◆ Entries:
_ _ _ _ _ _ _

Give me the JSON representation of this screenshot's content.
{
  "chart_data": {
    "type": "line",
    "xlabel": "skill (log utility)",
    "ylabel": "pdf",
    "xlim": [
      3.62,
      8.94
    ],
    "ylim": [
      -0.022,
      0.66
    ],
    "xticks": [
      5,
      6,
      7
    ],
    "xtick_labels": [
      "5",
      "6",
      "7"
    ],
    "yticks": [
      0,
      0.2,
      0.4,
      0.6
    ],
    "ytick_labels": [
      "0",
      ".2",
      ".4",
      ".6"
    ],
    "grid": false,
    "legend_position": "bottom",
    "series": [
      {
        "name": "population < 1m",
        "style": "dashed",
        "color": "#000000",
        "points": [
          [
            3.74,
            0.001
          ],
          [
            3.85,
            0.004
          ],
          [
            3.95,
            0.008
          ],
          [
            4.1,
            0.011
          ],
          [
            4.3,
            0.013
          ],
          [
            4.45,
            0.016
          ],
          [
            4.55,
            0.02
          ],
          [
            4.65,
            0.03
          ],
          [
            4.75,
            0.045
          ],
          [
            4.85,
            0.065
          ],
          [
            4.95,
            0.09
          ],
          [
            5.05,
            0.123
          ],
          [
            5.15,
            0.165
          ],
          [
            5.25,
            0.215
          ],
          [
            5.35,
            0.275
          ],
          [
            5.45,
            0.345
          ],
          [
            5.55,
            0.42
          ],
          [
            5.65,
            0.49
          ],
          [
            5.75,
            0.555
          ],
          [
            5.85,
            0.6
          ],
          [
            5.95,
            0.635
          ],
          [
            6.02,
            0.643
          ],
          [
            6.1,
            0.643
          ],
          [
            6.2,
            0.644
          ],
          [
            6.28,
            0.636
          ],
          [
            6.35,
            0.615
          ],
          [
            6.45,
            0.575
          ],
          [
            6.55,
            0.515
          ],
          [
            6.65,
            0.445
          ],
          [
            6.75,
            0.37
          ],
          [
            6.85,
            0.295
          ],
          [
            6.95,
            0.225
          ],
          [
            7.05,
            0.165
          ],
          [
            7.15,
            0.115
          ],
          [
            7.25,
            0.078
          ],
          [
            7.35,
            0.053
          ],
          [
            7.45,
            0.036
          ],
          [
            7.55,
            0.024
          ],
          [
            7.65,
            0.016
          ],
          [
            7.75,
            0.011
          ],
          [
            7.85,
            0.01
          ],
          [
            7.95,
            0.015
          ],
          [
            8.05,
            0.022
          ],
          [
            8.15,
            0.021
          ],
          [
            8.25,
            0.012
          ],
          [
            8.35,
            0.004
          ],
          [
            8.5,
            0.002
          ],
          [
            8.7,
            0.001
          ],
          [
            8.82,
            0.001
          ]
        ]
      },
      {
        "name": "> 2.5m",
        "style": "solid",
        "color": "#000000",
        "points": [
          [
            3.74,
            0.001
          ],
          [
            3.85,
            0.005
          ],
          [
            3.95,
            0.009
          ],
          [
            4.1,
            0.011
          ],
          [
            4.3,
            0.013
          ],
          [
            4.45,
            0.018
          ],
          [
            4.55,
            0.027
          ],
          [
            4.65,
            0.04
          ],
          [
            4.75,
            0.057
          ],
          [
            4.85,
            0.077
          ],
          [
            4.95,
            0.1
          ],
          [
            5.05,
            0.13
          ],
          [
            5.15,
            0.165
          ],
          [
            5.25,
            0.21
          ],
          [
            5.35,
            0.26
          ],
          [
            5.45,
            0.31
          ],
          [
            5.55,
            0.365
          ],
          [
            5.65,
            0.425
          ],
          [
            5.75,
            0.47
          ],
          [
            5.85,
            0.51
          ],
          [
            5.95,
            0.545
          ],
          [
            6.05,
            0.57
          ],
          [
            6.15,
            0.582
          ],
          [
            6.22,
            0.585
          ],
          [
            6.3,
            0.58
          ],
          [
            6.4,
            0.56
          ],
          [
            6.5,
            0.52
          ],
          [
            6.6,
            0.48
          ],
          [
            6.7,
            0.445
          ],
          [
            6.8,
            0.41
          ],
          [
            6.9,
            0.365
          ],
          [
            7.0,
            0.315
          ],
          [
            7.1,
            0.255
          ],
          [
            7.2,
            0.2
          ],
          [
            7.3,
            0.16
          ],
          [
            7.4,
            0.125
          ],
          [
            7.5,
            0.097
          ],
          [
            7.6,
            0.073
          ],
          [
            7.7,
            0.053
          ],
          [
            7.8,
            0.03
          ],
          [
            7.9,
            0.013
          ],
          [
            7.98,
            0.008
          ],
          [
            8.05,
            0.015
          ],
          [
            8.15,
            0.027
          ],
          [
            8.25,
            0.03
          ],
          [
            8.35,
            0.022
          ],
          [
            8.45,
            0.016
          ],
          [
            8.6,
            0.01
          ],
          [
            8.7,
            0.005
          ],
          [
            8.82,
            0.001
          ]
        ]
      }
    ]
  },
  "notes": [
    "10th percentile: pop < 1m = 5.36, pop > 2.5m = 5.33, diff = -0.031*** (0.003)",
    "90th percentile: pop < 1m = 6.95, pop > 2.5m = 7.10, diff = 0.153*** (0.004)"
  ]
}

_ _ _ _ _ _ _

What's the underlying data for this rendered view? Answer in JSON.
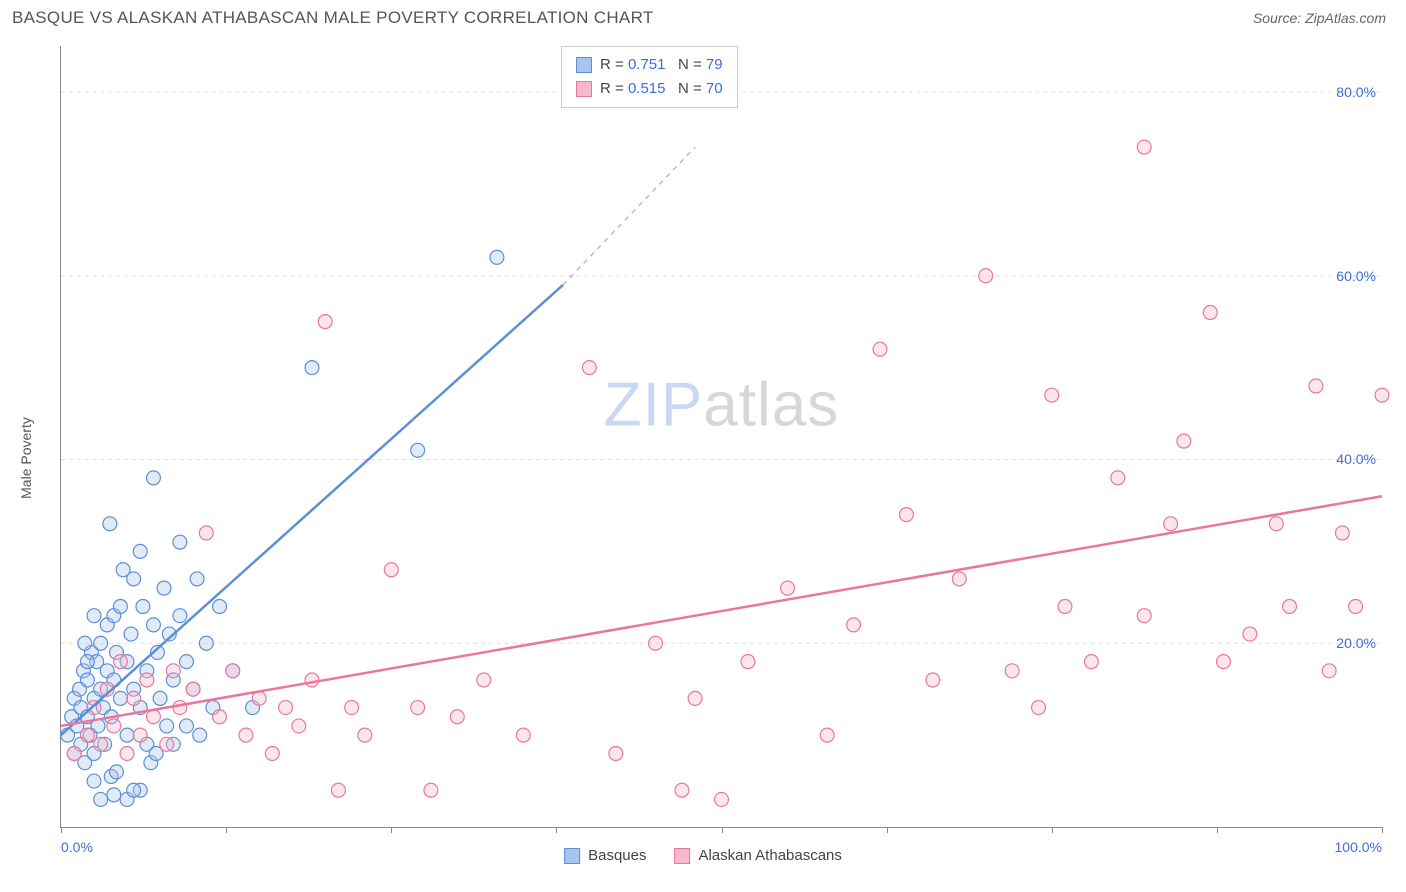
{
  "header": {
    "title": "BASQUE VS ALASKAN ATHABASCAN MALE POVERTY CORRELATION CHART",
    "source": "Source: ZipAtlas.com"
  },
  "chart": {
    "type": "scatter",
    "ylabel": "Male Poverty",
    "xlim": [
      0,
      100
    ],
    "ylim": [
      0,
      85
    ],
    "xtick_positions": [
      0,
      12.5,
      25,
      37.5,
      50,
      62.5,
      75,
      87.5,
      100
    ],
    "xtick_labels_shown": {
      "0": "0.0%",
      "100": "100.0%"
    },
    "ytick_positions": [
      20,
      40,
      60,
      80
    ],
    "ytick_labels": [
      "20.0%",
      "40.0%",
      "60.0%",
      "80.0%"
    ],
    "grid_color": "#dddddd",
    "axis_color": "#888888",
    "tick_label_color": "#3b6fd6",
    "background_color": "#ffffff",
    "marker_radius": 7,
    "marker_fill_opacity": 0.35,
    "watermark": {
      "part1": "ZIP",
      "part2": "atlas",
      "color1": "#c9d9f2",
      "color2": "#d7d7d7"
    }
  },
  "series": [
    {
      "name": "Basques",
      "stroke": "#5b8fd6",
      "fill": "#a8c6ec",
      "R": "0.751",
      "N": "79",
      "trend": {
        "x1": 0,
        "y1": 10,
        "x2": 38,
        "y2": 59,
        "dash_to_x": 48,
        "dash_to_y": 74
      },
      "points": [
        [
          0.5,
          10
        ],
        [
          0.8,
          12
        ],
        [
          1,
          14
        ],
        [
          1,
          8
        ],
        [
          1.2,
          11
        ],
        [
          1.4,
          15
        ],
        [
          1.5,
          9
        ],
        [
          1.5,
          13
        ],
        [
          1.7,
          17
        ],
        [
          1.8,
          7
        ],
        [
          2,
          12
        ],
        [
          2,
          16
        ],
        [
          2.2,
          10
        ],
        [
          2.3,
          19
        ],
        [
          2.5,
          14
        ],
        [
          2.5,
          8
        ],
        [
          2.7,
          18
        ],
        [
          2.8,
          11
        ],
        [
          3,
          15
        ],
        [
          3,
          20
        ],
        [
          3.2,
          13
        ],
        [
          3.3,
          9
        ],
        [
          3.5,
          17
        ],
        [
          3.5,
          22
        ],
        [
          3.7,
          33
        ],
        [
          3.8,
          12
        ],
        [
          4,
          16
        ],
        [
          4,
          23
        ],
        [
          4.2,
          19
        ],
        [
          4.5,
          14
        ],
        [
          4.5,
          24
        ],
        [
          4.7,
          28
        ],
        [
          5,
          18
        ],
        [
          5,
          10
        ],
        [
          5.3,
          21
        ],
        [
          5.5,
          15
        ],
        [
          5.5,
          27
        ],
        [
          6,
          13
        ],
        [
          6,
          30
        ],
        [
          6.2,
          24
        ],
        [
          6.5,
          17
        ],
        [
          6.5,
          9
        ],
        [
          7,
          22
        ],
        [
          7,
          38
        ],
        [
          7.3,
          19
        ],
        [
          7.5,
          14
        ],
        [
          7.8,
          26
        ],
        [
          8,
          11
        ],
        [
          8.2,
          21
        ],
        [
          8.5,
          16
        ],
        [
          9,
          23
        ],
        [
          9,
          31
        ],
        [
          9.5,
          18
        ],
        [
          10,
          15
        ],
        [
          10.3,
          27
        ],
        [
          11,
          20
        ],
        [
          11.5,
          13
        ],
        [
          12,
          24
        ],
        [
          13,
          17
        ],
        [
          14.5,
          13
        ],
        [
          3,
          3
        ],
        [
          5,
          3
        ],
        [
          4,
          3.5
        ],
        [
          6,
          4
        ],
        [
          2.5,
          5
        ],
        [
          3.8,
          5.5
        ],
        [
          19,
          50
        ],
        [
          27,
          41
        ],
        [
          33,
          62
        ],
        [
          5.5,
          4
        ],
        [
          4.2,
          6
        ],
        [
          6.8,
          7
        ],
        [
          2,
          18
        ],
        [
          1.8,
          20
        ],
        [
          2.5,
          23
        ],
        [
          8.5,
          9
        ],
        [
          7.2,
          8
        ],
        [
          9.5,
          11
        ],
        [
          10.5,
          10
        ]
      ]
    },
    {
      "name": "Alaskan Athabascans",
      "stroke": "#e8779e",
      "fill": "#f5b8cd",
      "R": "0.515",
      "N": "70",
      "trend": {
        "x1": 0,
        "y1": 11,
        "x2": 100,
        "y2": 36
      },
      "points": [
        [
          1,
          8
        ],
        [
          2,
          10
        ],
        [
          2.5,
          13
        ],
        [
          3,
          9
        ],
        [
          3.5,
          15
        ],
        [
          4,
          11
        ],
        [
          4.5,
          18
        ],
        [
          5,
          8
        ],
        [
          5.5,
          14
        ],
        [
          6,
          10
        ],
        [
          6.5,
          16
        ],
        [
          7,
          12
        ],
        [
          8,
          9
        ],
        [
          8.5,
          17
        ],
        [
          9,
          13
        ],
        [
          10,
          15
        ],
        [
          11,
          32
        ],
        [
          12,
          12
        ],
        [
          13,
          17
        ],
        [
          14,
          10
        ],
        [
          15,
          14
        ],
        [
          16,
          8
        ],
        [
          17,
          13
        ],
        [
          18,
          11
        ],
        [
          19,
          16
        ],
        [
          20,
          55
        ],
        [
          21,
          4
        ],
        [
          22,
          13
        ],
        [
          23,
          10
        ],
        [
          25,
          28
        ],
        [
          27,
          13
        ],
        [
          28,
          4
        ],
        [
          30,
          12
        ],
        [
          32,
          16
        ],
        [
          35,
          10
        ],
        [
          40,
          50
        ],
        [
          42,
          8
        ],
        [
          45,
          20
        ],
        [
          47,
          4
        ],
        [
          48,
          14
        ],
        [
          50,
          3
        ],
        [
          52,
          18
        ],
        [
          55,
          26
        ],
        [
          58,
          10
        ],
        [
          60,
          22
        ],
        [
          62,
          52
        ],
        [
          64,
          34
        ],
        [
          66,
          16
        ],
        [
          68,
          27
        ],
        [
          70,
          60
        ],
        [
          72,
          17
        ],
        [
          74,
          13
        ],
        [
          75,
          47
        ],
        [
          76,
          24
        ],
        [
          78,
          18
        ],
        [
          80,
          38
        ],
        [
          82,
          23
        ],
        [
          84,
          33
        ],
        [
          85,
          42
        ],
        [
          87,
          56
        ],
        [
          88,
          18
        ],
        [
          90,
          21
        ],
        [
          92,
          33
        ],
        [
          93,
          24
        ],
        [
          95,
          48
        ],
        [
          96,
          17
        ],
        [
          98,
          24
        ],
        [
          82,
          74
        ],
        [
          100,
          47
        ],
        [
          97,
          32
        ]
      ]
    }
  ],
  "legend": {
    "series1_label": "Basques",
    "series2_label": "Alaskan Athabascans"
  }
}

_ _ _ _ _ _ _

Report how many lines of the data hold the string "this"; give only the number.

◆ Task solution: 2